Could you output each line of the data that follows exactly?

• [Records supplied]
------
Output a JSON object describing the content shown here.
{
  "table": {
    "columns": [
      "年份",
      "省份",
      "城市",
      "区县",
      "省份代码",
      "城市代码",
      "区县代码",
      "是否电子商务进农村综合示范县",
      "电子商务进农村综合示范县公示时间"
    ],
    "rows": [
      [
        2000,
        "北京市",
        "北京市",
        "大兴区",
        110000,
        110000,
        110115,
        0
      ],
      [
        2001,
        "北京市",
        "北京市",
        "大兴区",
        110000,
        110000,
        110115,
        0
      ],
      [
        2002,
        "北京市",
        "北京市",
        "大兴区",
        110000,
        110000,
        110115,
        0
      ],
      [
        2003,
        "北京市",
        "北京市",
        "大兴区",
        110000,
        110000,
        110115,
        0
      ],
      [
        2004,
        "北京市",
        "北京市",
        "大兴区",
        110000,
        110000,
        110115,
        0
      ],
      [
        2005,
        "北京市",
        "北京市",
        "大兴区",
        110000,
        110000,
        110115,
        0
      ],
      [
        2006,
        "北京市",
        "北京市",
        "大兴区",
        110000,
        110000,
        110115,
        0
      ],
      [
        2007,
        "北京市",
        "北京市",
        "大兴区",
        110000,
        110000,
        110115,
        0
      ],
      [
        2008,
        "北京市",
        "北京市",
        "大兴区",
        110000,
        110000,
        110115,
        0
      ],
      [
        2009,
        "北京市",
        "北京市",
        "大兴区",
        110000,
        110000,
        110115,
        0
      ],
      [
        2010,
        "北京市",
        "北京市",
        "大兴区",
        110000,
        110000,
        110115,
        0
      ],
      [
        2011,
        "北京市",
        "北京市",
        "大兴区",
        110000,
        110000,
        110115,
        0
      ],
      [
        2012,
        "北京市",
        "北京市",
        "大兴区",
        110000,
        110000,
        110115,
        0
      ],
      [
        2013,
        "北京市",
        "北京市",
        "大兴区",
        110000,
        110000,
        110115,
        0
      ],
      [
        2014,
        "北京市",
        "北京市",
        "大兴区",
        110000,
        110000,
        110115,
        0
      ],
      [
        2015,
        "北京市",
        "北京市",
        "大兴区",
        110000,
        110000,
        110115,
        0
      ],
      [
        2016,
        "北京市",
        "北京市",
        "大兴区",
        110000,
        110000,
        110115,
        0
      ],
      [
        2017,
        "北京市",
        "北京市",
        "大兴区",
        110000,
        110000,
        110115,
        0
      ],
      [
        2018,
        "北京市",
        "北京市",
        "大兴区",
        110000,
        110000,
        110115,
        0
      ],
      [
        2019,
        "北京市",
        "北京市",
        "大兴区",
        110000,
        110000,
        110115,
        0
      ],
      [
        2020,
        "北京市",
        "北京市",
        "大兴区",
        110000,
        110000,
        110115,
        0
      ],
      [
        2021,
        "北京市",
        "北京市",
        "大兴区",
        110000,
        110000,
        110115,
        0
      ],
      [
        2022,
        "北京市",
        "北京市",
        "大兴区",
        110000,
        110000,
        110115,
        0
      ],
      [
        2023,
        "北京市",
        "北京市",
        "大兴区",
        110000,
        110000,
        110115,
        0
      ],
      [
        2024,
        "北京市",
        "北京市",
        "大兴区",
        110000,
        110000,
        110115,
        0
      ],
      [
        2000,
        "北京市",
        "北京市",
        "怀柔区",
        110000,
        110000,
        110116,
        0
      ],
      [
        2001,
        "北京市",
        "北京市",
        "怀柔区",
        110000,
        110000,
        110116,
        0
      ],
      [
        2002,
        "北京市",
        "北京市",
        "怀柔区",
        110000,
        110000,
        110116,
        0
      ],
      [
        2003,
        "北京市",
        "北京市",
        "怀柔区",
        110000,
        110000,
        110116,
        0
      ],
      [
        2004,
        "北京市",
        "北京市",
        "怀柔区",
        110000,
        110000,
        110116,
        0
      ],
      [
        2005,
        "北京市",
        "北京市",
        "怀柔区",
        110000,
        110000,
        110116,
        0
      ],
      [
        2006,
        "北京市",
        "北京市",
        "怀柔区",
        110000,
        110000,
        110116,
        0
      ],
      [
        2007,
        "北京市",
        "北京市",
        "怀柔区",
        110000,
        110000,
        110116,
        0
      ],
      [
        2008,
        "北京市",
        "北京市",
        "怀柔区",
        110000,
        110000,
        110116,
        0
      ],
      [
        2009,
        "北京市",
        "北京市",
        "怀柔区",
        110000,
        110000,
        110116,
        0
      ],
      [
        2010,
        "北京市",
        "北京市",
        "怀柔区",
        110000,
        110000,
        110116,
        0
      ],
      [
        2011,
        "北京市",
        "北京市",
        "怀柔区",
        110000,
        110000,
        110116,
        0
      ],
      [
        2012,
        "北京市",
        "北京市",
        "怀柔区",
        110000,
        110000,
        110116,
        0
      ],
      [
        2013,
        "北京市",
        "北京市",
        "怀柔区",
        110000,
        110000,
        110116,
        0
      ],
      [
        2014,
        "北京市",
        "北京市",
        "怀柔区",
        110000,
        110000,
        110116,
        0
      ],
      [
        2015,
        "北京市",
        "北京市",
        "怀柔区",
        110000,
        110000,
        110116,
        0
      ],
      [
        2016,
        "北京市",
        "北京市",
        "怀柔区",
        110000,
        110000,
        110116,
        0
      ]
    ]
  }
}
------
• [Exercise result]
Output a JSON object describing the content shown here.
{
  "table": {
    "columns": [
      "年份",
      "省份",
      "城市",
      "区县",
      "省份代码",
      "城市代码",
      "区县代码",
      "是否电子商务进农村综合示范县",
      "电子商务进农村综合示范县公示时间"
    ],
    "rows": [
      [
        2000,
        "北京市",
        "北京市",
        "大兴区",
        110000,
        110000,
        110115,
        0
      ],
      [
        2001,
        "北京市",
        "北京市",
        "大兴区",
        110000,
        110000,
        110115,
        0
      ],
      [
        2002,
        "北京市",
        "北京市",
        "大兴区",
        110000,
        110000,
        110115,
        0
      ],
      [
        2003,
        "北京市",
        "北京市",
        "大兴区",
        110000,
        110000,
        110115,
        0
      ],
      [
        2004,
        "北京市",
        "北京市",
        "大兴区",
        110000,
        110000,
        110115,
        0
      ],
      [
        2005,
        "北京市",
        "北京市",
        "大兴区",
        110000,
        110000,
        110115,
        0
      ],
      [
        2006,
        "北京市",
        "北京市",
        "大兴区",
        110000,
        110000,
        110115,
        0
      ],
      [
        2007,
        "北京市",
        "北京市",
        "大兴区",
        110000,
        110000,
        110115,
        0
      ],
      [
        2008,
        "北京市",
        "北京市",
        "大兴区",
        110000,
        110000,
        110115,
        0
      ],
      [
        2009,
        "北京市",
        "北京市",
        "大兴区",
        110000,
        110000,
        110115,
        0
      ],
      [
        2010,
        "北京市",
        "北京市",
        "大兴区",
        110000,
        110000,
        110115,
        0
      ],
      [
        2011,
        "北京市",
        "北京市",
        "大兴区",
        110000,
        110000,
        110115,
        0
      ],
      [
        2012,
        "北京市",
        "北京市",
        "大兴区",
        110000,
        110000,
        110115,
        0
      ],
      [
        2013,
        "北京市",
        "北京市",
        "大兴区",
        110000,
        110000,
        110115,
        0
      ],
      [
        2014,
        "北京市",
        "北京市",
        "大兴区",
        110000,
        110000,
        110115,
        0
      ],
      [
        2015,
        "北京市",
        "北京市",
        "大兴区",
        110000,
        110000,
        110115,
        0
      ],
      [
        2016,
        "北京市",
        "北京市",
        "大兴区",
        110000,
        110000,
        110115,
        0
      ],
      [
        2017,
        "北京市",
        "北京市",
        "大兴区",
        110000,
        110000,
        110115,
        0
      ],
      [
        2018,
        "北京市",
        "北京市",
        "大兴区",
        110000,
        110000,
        110115,
        0
      ],
      [
        2019,
        "北京市",
        "北京市",
        "大兴区",
        110000,
        110000,
        110115,
        0
      ],
      [
        2020,
        "北京市",
        "北京市",
        "大兴区",
        110000,
        110000,
        110115,
        0
      ],
      [
        2021,
        "北京市",
        "北京市",
        "大兴区",
        110000,
        110000,
        110115,
        0
      ],
      [
        2022,
        "北京市",
        "北京市",
        "大兴区",
        110000,
        110000,
        110115,
        0
      ],
      [
        2023,
        "北京市",
        "北京市",
        "大兴区",
        110000,
        110000,
        110115,
        0
      ],
      [
        2024,
        "北京市",
        "北京市",
        "大兴区",
        110000,
        110000,
        110115,
        0
      ],
      [
        2000,
        "北京市",
        "北京市",
        "怀柔区",
        110000,
        110000,
        110116,
        0
      ],
      [
        2001,
        "北京市",
        "北京市",
        "怀柔区",
        110000,
        110000,
        110116,
        0
      ],
      [
        2002,
        "北京市",
        "北京市",
        "怀柔区",
        110000,
        110000,
        110116,
        0
      ],
      [
        2003,
        "北京市",
        "北京市",
        "怀柔区",
        110000,
        110000,
        110116,
        0
      ],
      [
        2004,
        "北京市",
        "北京市",
        "怀柔区",
        110000,
        110000,
        110116,
        0
      ],
      [
        2005,
        "北京市",
        "北京市",
        "怀柔区",
        110000,
        110000,
        110116,
        0
      ],
      [
        2006,
        "北京市",
        "北京市",
        "怀柔区",
        110000,
        110000,
        110116,
        0
      ],
      [
        2007,
        "北京市",
        "北京市",
        "怀柔区",
        110000,
        110000,
        110116,
        0
      ],
      [
        2008,
        "北京市",
        "北京市",
        "怀柔区",
        110000,
        110000,
        110116,
        0
      ],
      [
        2009,
        "北京市",
        "北京市",
        "怀柔区",
        110000,
        110000,
        110116,
        0
      ],
      [
        2010,
        "北京市",
        "北京市",
        "怀柔区",
        110000,
        110000,
        110116,
        0
      ],
      [
        2011,
        "北京市",
        "北京市",
        "怀柔区",
        110000,
        110000,
        110116,
        0
      ],
      [
        2012,
        "北京市",
        "北京市",
        "怀柔区",
        110000,
        110000,
        110116,
        0
      ],
      [
        2013,
        "北京市",
        "北京市",
        "怀柔区",
        110000,
        110000,
        110116,
        0
      ],
      [
        2014,
        "北京市",
        "北京市",
        "怀柔区",
        110000,
        110000,
        110116,
        0
      ],
      [
        2015,
        "北京市",
        "北京市",
        "怀柔区",
        110000,
        110000,
        110116,
        0
      ],
      [
        2016,
        "北京市",
        "北京市",
        "怀柔区",
        110000,
        110000,
        110116,
        0
      ]
    ]
  }
}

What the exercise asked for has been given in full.